Dataset items
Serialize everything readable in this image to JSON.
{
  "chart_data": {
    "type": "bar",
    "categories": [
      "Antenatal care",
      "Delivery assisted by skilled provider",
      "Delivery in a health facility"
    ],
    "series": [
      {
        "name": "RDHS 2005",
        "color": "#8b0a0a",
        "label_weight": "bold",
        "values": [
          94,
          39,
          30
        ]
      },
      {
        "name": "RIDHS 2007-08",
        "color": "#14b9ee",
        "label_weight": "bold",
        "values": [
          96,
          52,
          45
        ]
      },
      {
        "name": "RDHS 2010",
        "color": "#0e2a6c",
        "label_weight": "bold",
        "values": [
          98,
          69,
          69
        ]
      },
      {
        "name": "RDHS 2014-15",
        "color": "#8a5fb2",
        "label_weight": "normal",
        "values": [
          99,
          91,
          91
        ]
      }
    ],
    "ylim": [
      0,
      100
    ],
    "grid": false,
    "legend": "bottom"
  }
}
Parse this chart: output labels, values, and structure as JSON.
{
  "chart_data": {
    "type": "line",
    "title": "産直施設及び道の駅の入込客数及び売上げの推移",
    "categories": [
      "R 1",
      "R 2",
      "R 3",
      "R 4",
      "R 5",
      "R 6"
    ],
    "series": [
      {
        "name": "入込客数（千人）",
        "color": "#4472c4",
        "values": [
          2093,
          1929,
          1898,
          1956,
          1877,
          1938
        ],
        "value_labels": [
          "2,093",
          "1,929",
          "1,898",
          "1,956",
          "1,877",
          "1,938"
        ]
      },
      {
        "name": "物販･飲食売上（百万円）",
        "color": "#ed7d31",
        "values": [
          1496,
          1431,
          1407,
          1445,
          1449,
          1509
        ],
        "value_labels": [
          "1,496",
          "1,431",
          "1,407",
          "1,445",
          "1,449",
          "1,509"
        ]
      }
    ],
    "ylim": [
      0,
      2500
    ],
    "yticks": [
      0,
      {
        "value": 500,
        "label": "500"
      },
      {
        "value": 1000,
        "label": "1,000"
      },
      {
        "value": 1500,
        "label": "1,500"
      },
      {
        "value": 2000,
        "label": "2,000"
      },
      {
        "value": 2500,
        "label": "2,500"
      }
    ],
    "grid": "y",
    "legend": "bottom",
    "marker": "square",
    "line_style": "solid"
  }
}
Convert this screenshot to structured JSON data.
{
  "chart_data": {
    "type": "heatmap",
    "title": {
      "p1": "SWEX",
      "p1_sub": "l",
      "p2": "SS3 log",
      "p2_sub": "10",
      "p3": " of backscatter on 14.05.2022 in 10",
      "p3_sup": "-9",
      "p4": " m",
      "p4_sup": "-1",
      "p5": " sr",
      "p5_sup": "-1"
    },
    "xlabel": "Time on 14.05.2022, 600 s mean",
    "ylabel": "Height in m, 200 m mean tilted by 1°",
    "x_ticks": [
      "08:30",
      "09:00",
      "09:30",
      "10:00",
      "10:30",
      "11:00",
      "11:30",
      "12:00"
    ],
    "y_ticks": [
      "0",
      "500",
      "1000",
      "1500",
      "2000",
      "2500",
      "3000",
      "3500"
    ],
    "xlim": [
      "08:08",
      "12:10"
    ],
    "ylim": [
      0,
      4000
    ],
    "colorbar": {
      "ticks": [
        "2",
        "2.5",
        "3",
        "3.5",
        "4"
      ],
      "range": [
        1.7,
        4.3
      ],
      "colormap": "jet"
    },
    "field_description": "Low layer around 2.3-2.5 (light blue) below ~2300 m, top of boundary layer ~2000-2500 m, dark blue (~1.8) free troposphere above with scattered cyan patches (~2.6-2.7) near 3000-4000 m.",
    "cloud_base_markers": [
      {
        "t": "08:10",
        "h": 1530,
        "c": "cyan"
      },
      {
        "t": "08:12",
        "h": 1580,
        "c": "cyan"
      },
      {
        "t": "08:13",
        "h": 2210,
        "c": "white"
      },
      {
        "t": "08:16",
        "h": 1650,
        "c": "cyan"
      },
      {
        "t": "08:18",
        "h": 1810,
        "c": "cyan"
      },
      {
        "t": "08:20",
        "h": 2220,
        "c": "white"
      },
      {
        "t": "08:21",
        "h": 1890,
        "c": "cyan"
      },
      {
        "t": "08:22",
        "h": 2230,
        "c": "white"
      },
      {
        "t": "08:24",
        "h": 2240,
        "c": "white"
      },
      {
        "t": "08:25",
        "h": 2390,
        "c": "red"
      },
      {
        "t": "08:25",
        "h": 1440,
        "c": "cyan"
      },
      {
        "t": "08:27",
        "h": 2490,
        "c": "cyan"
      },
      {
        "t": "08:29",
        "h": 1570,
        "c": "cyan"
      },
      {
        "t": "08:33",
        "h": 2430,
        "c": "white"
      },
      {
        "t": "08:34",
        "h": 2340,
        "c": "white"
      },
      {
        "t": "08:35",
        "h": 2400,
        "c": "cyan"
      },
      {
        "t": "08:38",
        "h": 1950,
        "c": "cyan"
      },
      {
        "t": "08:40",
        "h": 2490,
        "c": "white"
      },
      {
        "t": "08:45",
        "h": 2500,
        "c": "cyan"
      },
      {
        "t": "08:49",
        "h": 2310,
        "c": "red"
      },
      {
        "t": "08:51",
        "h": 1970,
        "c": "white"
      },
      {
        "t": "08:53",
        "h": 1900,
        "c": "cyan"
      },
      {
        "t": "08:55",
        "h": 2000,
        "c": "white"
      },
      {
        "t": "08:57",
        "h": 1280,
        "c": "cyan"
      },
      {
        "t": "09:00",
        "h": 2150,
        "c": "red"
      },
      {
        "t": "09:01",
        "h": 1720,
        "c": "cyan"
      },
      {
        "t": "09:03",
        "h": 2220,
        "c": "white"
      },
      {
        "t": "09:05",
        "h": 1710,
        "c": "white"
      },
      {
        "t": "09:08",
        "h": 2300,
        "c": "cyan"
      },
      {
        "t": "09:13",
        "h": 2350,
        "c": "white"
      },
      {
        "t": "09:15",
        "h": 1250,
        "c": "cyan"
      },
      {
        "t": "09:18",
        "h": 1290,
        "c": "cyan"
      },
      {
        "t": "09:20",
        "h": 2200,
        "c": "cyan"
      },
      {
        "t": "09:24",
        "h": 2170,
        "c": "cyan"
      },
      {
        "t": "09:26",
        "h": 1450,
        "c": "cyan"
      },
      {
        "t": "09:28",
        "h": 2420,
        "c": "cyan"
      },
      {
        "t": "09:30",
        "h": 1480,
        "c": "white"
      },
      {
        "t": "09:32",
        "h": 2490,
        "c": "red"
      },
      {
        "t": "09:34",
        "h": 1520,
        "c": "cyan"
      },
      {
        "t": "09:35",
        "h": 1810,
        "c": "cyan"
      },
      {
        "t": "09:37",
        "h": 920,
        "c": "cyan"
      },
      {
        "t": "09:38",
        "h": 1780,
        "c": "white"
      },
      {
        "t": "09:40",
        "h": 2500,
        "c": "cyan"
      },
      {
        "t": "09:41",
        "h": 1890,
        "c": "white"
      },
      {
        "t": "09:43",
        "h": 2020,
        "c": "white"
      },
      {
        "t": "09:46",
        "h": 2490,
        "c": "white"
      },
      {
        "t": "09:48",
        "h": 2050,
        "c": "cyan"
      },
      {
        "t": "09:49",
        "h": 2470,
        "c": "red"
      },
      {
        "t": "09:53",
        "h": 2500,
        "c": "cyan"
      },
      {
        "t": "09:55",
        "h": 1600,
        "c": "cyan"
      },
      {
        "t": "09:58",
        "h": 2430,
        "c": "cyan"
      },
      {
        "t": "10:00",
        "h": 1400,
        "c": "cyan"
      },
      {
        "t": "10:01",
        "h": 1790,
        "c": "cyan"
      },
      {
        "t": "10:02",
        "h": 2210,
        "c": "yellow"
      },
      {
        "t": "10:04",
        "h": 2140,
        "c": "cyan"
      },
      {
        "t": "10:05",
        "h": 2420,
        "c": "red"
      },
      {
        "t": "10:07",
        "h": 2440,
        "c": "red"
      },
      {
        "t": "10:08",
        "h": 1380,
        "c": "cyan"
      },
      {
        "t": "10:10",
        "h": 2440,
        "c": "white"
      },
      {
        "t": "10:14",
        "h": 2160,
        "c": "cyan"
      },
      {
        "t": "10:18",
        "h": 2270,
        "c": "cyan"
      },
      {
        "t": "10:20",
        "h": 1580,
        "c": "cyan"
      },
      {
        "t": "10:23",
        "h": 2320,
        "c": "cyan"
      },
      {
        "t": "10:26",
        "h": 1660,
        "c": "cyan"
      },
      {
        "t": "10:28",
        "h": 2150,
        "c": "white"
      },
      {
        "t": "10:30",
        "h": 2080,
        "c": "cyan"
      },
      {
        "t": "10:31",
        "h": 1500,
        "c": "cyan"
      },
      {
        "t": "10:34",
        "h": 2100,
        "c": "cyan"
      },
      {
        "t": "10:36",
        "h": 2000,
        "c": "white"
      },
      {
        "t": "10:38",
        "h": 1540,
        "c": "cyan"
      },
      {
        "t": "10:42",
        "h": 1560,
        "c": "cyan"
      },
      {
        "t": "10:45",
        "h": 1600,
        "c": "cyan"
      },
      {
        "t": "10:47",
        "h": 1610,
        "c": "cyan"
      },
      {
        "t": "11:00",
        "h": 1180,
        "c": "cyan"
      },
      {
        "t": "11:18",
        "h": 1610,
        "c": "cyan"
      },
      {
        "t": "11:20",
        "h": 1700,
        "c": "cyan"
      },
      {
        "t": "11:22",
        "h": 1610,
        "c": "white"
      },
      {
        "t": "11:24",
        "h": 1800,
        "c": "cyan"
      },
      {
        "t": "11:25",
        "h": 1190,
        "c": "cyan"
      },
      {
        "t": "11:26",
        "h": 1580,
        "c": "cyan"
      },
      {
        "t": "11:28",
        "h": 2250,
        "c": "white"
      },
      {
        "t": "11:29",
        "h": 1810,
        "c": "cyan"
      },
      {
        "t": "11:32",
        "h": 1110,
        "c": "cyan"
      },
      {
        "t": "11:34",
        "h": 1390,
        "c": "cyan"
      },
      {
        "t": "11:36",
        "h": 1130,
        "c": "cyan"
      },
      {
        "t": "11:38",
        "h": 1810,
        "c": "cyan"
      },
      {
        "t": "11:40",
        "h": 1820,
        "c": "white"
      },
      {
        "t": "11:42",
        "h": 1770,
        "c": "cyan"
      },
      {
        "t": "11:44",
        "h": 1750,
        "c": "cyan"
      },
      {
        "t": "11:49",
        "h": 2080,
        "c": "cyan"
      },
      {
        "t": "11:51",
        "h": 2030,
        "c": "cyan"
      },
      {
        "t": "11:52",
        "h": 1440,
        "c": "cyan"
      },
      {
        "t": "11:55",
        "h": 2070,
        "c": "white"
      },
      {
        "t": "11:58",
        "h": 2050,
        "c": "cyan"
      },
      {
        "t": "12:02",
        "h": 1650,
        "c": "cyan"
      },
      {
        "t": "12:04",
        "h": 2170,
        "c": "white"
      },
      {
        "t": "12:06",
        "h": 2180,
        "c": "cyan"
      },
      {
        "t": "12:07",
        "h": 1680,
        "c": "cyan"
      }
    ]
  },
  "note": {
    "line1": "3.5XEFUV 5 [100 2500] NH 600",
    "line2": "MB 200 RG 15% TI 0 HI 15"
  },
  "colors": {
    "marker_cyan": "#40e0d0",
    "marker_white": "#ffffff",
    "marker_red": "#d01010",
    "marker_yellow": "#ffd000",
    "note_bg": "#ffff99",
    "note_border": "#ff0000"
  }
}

● **DIRECTIVE**:
A line counts if it holds the word "JSON". How many lines of the entries count? Give the number only.

● **EXPECTED OUTPUT**:
3